-- START SOURCE RECORDS --

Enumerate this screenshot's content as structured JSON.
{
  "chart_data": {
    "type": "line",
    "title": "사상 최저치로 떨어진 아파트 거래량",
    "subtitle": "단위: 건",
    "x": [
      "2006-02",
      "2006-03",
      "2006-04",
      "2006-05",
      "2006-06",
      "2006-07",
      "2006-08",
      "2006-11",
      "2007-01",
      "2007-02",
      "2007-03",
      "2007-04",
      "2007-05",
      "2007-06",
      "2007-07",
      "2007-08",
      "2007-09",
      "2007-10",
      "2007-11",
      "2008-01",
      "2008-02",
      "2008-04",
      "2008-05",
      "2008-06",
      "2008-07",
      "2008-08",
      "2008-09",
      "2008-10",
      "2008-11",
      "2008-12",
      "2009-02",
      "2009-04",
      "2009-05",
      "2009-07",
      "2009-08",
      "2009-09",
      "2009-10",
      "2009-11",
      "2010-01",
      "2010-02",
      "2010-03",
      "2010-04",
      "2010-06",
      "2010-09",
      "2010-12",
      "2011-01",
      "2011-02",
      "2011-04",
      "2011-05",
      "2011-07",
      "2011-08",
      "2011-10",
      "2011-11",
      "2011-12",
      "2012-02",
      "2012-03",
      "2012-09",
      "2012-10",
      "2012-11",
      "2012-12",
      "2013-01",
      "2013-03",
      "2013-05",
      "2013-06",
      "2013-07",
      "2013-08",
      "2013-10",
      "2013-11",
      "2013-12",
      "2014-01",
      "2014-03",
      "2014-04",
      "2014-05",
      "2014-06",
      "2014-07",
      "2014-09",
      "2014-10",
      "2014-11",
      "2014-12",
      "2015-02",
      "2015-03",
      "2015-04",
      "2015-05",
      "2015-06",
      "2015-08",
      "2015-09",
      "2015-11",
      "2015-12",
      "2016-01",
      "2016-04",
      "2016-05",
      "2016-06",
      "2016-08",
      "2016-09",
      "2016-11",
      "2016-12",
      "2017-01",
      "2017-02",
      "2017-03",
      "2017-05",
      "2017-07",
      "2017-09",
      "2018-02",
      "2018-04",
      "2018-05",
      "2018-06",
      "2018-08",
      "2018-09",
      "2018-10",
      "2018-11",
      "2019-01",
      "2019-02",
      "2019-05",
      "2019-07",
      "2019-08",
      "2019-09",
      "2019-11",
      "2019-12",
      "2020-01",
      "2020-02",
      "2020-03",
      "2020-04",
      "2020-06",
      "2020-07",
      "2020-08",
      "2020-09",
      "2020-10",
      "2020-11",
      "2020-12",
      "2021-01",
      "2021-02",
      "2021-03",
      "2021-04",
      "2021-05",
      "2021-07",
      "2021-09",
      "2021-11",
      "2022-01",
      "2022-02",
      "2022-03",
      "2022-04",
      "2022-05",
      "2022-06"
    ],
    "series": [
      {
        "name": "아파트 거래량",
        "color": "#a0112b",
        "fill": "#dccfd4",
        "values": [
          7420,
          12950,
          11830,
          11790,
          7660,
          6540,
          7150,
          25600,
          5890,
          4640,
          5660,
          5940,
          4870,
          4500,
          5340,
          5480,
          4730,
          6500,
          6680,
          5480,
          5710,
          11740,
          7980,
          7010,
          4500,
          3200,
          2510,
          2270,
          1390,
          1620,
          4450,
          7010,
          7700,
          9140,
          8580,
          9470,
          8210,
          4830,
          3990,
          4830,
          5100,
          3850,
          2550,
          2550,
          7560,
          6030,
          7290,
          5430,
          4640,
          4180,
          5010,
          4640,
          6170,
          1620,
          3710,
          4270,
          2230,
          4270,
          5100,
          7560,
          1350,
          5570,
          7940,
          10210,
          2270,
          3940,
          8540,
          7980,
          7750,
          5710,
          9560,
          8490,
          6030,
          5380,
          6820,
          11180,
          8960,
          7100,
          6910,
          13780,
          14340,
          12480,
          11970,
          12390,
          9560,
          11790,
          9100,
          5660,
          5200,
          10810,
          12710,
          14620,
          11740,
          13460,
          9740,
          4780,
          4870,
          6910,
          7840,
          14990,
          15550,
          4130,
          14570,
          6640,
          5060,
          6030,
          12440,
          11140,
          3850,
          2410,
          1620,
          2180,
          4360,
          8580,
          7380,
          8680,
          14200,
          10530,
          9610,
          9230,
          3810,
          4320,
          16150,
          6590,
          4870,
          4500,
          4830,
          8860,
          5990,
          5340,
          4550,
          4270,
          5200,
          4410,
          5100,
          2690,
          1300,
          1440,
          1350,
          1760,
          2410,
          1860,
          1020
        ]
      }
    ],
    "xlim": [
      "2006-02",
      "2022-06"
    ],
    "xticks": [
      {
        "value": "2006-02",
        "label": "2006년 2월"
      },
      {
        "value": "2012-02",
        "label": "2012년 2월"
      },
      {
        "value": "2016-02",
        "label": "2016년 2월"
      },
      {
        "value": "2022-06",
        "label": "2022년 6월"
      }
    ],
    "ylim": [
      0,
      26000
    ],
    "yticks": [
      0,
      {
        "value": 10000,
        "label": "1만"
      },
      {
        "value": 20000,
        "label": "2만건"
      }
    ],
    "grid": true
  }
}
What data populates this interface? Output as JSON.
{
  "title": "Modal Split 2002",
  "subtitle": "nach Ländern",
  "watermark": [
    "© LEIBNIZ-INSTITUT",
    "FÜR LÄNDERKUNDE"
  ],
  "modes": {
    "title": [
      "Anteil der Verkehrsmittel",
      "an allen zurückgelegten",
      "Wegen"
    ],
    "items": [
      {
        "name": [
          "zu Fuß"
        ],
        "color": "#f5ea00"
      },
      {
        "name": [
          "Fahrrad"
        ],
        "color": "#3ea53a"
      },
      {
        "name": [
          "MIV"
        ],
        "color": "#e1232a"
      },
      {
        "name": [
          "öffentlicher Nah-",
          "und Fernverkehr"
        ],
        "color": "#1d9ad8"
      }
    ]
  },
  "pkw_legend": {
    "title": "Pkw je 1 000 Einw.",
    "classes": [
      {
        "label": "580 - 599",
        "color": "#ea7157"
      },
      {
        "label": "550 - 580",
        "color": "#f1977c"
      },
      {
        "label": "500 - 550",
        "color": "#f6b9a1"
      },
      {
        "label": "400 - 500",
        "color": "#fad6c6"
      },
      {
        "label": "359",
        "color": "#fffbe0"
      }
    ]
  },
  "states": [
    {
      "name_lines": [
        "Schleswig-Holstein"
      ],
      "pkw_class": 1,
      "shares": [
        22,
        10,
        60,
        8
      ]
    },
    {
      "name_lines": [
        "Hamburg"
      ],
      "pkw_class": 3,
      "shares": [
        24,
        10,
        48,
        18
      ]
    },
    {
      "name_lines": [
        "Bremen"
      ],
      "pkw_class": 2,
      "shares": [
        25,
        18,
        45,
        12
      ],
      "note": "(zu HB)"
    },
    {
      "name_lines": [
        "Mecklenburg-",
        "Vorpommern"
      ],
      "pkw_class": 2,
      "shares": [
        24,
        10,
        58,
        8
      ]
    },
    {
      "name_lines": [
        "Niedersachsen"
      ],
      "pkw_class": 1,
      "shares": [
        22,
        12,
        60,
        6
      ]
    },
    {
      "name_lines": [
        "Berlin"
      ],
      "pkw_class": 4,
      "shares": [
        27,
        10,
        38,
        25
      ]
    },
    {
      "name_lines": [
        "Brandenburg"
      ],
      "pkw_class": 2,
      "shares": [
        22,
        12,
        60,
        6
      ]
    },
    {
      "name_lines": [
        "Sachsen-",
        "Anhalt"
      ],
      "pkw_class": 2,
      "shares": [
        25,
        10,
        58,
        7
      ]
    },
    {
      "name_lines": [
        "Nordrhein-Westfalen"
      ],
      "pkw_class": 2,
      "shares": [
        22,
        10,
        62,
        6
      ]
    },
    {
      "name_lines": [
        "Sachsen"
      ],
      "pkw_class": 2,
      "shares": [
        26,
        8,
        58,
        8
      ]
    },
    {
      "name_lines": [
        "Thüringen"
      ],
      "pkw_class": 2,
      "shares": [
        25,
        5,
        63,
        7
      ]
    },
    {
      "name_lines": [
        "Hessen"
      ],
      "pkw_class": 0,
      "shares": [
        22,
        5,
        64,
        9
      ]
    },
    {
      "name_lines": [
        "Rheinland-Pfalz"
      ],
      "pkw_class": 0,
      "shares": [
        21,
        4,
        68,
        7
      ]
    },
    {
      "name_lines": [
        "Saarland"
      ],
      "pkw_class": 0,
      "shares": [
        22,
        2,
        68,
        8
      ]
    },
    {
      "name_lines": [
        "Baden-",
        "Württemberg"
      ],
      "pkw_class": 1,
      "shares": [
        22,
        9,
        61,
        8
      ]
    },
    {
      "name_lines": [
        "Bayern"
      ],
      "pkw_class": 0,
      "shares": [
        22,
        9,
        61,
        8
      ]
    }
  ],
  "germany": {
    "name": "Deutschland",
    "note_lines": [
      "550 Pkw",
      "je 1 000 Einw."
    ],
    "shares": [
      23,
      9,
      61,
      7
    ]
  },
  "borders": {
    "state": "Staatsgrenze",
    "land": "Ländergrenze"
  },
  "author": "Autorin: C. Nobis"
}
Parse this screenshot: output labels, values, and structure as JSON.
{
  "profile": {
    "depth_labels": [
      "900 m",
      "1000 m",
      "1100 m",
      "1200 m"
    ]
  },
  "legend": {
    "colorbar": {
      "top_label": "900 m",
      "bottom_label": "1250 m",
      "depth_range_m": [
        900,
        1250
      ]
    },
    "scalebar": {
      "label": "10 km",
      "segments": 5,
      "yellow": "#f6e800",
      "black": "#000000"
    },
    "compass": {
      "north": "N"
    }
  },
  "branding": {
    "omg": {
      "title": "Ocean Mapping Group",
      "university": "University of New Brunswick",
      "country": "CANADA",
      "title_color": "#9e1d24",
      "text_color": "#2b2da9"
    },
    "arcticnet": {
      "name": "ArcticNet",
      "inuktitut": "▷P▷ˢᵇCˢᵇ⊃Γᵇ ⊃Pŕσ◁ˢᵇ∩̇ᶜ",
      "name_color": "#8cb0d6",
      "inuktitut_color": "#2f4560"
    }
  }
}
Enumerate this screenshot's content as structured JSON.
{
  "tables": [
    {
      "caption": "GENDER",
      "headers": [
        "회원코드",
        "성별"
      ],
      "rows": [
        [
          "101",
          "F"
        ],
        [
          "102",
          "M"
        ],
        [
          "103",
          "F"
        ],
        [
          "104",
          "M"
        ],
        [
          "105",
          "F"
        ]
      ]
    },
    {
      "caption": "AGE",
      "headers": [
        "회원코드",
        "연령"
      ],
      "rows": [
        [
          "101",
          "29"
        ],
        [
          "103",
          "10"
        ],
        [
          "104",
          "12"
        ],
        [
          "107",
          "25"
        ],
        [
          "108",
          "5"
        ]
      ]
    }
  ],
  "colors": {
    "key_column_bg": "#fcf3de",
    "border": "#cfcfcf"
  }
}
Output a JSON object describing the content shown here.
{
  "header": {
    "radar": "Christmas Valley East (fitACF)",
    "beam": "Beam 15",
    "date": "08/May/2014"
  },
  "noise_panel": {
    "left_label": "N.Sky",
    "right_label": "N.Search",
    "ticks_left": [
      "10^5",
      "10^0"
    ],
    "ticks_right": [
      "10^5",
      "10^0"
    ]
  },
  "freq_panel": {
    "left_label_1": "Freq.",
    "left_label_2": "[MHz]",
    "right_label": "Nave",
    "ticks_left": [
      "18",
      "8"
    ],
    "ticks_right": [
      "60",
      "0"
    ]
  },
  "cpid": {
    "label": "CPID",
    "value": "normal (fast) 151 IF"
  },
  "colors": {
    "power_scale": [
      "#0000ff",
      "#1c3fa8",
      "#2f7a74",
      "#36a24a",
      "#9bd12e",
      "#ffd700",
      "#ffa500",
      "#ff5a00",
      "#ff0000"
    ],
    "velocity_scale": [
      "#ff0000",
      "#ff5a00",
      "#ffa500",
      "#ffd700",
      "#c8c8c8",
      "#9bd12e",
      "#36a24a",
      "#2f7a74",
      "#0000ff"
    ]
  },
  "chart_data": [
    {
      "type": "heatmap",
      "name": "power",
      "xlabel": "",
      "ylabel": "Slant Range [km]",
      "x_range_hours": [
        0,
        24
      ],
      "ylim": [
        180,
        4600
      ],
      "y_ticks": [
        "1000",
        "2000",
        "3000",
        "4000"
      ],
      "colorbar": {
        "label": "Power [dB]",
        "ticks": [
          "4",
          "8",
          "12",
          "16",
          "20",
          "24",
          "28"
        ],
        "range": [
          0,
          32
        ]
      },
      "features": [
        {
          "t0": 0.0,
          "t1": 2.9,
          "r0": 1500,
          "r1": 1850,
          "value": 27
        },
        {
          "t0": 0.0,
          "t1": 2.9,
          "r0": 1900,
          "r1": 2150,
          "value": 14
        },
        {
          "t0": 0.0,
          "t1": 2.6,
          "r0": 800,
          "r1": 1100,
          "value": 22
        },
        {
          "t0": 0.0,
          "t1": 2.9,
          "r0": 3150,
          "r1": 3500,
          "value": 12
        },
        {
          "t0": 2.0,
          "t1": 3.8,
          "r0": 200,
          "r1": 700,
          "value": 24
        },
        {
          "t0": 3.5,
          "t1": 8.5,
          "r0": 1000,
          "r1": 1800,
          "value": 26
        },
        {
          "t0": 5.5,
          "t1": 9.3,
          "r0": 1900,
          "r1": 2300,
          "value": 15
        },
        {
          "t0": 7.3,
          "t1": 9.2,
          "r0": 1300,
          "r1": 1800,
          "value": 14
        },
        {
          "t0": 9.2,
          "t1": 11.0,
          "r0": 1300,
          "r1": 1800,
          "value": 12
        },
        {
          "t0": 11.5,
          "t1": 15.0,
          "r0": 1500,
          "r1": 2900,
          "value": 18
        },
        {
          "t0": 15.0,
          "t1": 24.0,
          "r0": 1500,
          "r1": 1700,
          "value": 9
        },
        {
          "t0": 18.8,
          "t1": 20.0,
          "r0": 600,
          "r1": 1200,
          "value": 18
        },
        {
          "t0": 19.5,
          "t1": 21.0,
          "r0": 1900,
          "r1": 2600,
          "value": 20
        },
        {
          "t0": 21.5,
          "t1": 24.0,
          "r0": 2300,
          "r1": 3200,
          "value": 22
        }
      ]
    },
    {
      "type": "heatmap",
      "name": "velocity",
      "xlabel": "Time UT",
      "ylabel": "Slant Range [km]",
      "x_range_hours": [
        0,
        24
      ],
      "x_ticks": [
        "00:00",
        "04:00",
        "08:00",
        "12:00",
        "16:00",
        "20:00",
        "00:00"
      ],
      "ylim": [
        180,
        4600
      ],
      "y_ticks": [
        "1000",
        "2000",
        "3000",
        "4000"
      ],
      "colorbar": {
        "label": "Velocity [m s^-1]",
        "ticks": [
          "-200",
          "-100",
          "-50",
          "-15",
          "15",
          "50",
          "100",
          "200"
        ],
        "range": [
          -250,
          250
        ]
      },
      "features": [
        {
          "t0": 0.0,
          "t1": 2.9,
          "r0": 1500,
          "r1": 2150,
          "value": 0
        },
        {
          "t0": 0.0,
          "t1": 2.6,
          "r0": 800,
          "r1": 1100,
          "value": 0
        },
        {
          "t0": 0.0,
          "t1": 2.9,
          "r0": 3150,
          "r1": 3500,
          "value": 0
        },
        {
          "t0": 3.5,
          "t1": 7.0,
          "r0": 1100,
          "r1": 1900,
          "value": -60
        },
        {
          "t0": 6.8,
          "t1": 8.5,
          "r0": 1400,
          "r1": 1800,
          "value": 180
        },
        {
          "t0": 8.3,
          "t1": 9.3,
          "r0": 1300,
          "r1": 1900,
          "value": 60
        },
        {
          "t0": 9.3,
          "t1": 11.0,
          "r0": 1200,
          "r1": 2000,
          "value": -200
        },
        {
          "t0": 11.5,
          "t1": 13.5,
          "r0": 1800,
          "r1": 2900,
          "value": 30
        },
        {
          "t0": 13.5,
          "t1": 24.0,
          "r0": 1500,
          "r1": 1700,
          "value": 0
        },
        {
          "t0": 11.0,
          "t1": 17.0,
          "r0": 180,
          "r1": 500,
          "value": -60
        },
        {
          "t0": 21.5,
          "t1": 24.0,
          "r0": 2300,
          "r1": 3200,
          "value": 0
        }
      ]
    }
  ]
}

-- END SOURCE RECORDS --

* EXERCISE GOAL: The string "this" may appear in lines of the listing above; tally those lines and give the number only.

* WRITTEN SOLUTION: 4